• Set exercise: Take every line from the listing below that contains "prigionia".

• Provided material:
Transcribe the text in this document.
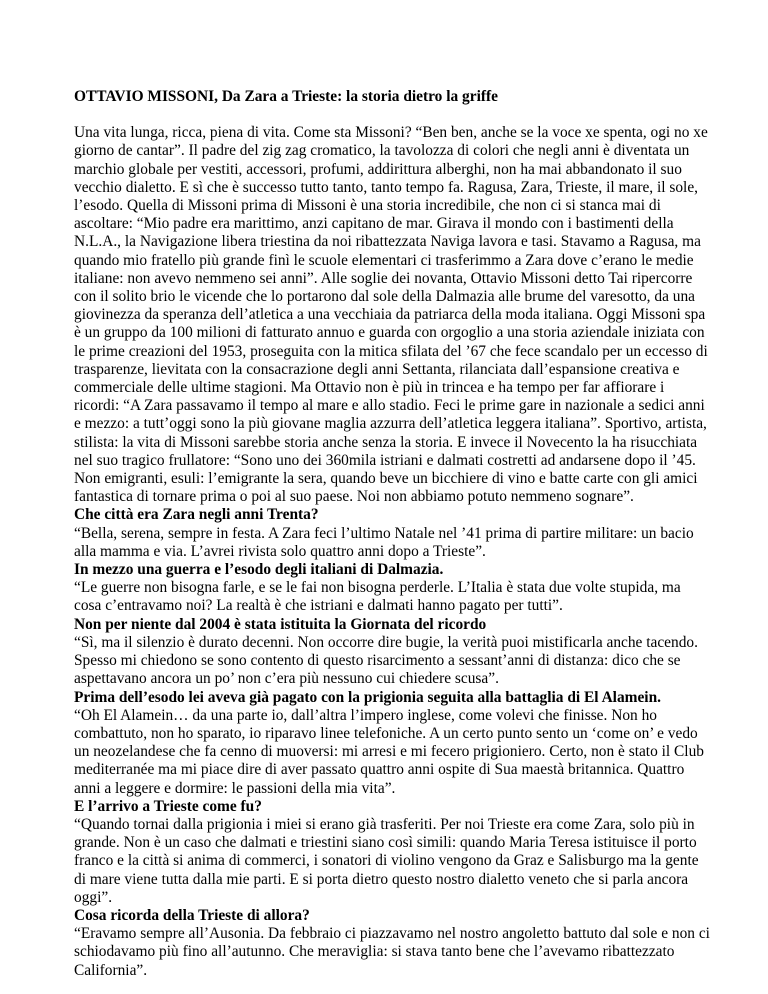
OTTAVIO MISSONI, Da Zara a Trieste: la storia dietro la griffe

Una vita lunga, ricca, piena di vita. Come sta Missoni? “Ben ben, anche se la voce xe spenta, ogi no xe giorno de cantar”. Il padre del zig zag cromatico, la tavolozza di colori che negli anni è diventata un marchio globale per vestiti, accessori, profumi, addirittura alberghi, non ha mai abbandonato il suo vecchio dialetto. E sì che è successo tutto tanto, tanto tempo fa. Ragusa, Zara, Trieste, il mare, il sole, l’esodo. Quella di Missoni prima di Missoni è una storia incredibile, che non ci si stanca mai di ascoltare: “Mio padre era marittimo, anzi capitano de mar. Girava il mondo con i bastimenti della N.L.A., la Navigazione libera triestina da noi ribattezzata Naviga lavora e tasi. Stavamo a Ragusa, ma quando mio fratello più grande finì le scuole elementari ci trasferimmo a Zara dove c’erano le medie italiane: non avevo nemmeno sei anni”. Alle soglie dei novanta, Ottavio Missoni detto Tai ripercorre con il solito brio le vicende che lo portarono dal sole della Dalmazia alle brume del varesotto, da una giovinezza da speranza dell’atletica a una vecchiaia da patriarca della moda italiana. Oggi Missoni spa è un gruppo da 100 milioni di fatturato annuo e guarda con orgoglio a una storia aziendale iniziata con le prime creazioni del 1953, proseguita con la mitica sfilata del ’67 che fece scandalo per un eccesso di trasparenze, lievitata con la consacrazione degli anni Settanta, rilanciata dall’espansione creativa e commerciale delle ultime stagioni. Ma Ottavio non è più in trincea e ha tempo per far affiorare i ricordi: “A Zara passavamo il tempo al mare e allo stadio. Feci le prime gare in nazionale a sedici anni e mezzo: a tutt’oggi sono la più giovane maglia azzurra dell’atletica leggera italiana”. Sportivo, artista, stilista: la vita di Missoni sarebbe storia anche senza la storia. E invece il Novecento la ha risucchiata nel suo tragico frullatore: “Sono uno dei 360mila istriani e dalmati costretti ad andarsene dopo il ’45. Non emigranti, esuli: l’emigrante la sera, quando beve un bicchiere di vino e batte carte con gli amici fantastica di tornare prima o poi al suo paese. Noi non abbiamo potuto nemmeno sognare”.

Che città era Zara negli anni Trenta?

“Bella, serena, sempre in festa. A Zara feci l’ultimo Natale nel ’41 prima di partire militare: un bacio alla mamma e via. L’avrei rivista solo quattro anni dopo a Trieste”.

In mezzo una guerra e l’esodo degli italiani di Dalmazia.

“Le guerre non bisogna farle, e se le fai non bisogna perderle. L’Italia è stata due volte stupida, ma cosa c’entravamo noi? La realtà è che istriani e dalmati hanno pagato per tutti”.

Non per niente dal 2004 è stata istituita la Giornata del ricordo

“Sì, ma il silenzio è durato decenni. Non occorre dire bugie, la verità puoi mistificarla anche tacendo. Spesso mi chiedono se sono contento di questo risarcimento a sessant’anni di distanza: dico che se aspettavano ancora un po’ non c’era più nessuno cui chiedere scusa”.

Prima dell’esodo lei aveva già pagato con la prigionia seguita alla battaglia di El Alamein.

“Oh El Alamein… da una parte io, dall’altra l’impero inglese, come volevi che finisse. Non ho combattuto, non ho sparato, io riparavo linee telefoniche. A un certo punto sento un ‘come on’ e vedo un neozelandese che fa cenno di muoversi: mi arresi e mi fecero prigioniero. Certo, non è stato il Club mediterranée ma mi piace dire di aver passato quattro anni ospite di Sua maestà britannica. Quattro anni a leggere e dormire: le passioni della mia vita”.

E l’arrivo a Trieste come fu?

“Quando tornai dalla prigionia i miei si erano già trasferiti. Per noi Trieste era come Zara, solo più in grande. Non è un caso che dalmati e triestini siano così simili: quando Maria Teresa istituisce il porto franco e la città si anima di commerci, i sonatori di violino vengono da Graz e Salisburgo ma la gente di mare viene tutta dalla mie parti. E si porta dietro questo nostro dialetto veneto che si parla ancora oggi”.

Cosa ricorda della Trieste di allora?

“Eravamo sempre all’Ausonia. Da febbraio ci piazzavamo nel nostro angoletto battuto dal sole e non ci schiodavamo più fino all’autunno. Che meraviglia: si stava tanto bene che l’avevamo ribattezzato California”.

• The completed task:
Prima dell’esodo lei aveva già pagato con la prigionia seguita alla battaglia di El Alamein.
“Quando tornai dalla prigionia i miei si erano già trasferiti. Per noi Trieste era come Zara, solo più in grande. Non è un caso che dalmati e triestini siano così simili: quando Maria Teresa istituisce il porto franco e la città si anima di commerci, i sonatori di violino vengono da Graz e Salisburgo ma la gente di mare viene tutta dalla mie parti. E si porta dietro questo nostro dialetto veneto che si parla ancora oggi”.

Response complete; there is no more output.